- **DIRECTION**: Copy every record below, exactly as written.

Figure dataset records:
□ □ □ □

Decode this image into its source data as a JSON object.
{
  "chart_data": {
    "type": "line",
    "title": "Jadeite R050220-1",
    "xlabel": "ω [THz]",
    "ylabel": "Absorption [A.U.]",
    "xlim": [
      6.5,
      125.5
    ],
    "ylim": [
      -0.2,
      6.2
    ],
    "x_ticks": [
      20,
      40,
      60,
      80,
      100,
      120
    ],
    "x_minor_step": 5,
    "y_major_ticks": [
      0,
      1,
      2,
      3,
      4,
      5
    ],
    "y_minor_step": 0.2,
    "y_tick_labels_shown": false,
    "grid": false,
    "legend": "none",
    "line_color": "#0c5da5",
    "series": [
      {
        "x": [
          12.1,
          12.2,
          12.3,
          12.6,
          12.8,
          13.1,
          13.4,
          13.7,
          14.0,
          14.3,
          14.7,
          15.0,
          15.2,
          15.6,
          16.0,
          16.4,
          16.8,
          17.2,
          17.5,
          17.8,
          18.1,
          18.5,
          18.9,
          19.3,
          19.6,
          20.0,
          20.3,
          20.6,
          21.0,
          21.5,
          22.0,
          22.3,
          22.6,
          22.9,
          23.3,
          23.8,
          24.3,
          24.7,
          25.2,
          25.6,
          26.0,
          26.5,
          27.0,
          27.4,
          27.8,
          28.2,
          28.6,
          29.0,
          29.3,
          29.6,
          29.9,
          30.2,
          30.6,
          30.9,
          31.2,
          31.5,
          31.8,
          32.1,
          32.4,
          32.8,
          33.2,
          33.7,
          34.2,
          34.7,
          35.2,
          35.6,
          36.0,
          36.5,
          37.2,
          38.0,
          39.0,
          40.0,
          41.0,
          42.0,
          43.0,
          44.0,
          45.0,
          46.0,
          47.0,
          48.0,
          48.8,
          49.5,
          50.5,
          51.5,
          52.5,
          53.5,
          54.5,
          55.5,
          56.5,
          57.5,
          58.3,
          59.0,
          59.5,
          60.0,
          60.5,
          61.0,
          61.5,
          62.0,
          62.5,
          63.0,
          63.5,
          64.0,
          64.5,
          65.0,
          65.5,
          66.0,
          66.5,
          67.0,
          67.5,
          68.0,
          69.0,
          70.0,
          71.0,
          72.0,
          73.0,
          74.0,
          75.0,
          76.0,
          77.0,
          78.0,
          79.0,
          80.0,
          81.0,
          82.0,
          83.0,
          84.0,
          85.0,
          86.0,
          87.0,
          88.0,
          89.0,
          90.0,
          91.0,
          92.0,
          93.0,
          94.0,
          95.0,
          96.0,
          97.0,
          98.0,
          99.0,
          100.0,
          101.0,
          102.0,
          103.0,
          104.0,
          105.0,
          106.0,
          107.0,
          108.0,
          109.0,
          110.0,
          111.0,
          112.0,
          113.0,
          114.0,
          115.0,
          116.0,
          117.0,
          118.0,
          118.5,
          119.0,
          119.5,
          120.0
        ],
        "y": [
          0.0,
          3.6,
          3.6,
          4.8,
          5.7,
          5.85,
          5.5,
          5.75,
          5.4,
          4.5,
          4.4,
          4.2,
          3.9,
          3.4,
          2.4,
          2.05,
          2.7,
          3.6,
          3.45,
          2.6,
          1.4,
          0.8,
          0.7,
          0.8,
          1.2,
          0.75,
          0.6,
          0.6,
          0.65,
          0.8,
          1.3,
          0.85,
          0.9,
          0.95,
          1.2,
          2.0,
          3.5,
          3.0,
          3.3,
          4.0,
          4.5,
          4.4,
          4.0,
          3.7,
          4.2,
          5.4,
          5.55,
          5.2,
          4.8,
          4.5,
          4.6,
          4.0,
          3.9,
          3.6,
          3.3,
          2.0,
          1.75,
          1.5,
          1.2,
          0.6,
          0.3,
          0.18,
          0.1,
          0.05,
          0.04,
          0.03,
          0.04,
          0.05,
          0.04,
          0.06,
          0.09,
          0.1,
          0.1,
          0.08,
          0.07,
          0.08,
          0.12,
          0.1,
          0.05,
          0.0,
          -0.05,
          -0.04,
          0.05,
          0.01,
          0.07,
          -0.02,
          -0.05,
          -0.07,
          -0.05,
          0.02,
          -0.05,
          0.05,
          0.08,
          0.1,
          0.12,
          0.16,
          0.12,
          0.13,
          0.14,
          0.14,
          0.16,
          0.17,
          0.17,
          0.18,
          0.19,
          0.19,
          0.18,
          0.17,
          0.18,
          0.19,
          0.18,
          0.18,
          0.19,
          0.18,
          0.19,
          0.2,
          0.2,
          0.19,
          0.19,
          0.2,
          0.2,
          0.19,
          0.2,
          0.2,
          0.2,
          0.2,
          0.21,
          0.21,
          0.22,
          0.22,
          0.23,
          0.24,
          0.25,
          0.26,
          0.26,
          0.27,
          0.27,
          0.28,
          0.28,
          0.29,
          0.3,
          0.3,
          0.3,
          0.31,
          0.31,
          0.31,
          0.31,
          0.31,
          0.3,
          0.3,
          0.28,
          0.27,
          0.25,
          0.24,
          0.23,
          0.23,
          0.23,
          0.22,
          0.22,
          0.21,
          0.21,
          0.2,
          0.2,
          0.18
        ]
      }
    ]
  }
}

□ □ □ □

- **RESULT OF THIS EXERCISE**:
Decode this image into its source data as a JSON object.
{
  "chart_data": {
    "type": "line",
    "title": "Jadeite R050220-1",
    "xlabel": "ω [THz]",
    "ylabel": "Absorption [A.U.]",
    "xlim": [
      6.5,
      125.5
    ],
    "ylim": [
      -0.2,
      6.2
    ],
    "x_ticks": [
      20,
      40,
      60,
      80,
      100,
      120
    ],
    "x_minor_step": 5,
    "y_major_ticks": [
      0,
      1,
      2,
      3,
      4,
      5
    ],
    "y_minor_step": 0.2,
    "y_tick_labels_shown": false,
    "grid": false,
    "legend": "none",
    "line_color": "#0c5da5",
    "series": [
      {
        "x": [
          12.1,
          12.2,
          12.3,
          12.6,
          12.8,
          13.1,
          13.4,
          13.7,
          14.0,
          14.3,
          14.7,
          15.0,
          15.2,
          15.6,
          16.0,
          16.4,
          16.8,
          17.2,
          17.5,
          17.8,
          18.1,
          18.5,
          18.9,
          19.3,
          19.6,
          20.0,
          20.3,
          20.6,
          21.0,
          21.5,
          22.0,
          22.3,
          22.6,
          22.9,
          23.3,
          23.8,
          24.3,
          24.7,
          25.2,
          25.6,
          26.0,
          26.5,
          27.0,
          27.4,
          27.8,
          28.2,
          28.6,
          29.0,
          29.3,
          29.6,
          29.9,
          30.2,
          30.6,
          30.9,
          31.2,
          31.5,
          31.8,
          32.1,
          32.4,
          32.8,
          33.2,
          33.7,
          34.2,
          34.7,
          35.2,
          35.6,
          36.0,
          36.5,
          37.2,
          38.0,
          39.0,
          40.0,
          41.0,
          42.0,
          43.0,
          44.0,
          45.0,
          46.0,
          47.0,
          48.0,
          48.8,
          49.5,
          50.5,
          51.5,
          52.5,
          53.5,
          54.5,
          55.5,
          56.5,
          57.5,
          58.3,
          59.0,
          59.5,
          60.0,
          60.5,
          61.0,
          61.5,
          62.0,
          62.5,
          63.0,
          63.5,
          64.0,
          64.5,
          65.0,
          65.5,
          66.0,
          66.5,
          67.0,
          67.5,
          68.0,
          69.0,
          70.0,
          71.0,
          72.0,
          73.0,
          74.0,
          75.0,
          76.0,
          77.0,
          78.0,
          79.0,
          80.0,
          81.0,
          82.0,
          83.0,
          84.0,
          85.0,
          86.0,
          87.0,
          88.0,
          89.0,
          90.0,
          91.0,
          92.0,
          93.0,
          94.0,
          95.0,
          96.0,
          97.0,
          98.0,
          99.0,
          100.0,
          101.0,
          102.0,
          103.0,
          104.0,
          105.0,
          106.0,
          107.0,
          108.0,
          109.0,
          110.0,
          111.0,
          112.0,
          113.0,
          114.0,
          115.0,
          116.0,
          117.0,
          118.0,
          118.5,
          119.0,
          119.5,
          120.0
        ],
        "y": [
          0.0,
          3.6,
          3.6,
          4.8,
          5.7,
          5.85,
          5.5,
          5.75,
          5.4,
          4.5,
          4.4,
          4.2,
          3.9,
          3.4,
          2.4,
          2.05,
          2.7,
          3.6,
          3.45,
          2.6,
          1.4,
          0.8,
          0.7,
          0.8,
          1.2,
          0.75,
          0.6,
          0.6,
          0.65,
          0.8,
          1.3,
          0.85,
          0.9,
          0.95,
          1.2,
          2.0,
          3.5,
          3.0,
          3.3,
          4.0,
          4.5,
          4.4,
          4.0,
          3.7,
          4.2,
          5.4,
          5.55,
          5.2,
          4.8,
          4.5,
          4.6,
          4.0,
          3.9,
          3.6,
          3.3,
          2.0,
          1.75,
          1.5,
          1.2,
          0.6,
          0.3,
          0.18,
          0.1,
          0.05,
          0.04,
          0.03,
          0.04,
          0.05,
          0.04,
          0.06,
          0.09,
          0.1,
          0.1,
          0.08,
          0.07,
          0.08,
          0.12,
          0.1,
          0.05,
          0.0,
          -0.05,
          -0.04,
          0.05,
          0.01,
          0.07,
          -0.02,
          -0.05,
          -0.07,
          -0.05,
          0.02,
          -0.05,
          0.05,
          0.08,
          0.1,
          0.12,
          0.16,
          0.12,
          0.13,
          0.14,
          0.14,
          0.16,
          0.17,
          0.17,
          0.18,
          0.19,
          0.19,
          0.18,
          0.17,
          0.18,
          0.19,
          0.18,
          0.18,
          0.19,
          0.18,
          0.19,
          0.2,
          0.2,
          0.19,
          0.19,
          0.2,
          0.2,
          0.19,
          0.2,
          0.2,
          0.2,
          0.2,
          0.21,
          0.21,
          0.22,
          0.22,
          0.23,
          0.24,
          0.25,
          0.26,
          0.26,
          0.27,
          0.27,
          0.28,
          0.28,
          0.29,
          0.3,
          0.3,
          0.3,
          0.31,
          0.31,
          0.31,
          0.31,
          0.31,
          0.3,
          0.3,
          0.28,
          0.27,
          0.25,
          0.24,
          0.23,
          0.23,
          0.23,
          0.22,
          0.22,
          0.21,
          0.21,
          0.2,
          0.2,
          0.18
        ]
      }
    ]
  }
}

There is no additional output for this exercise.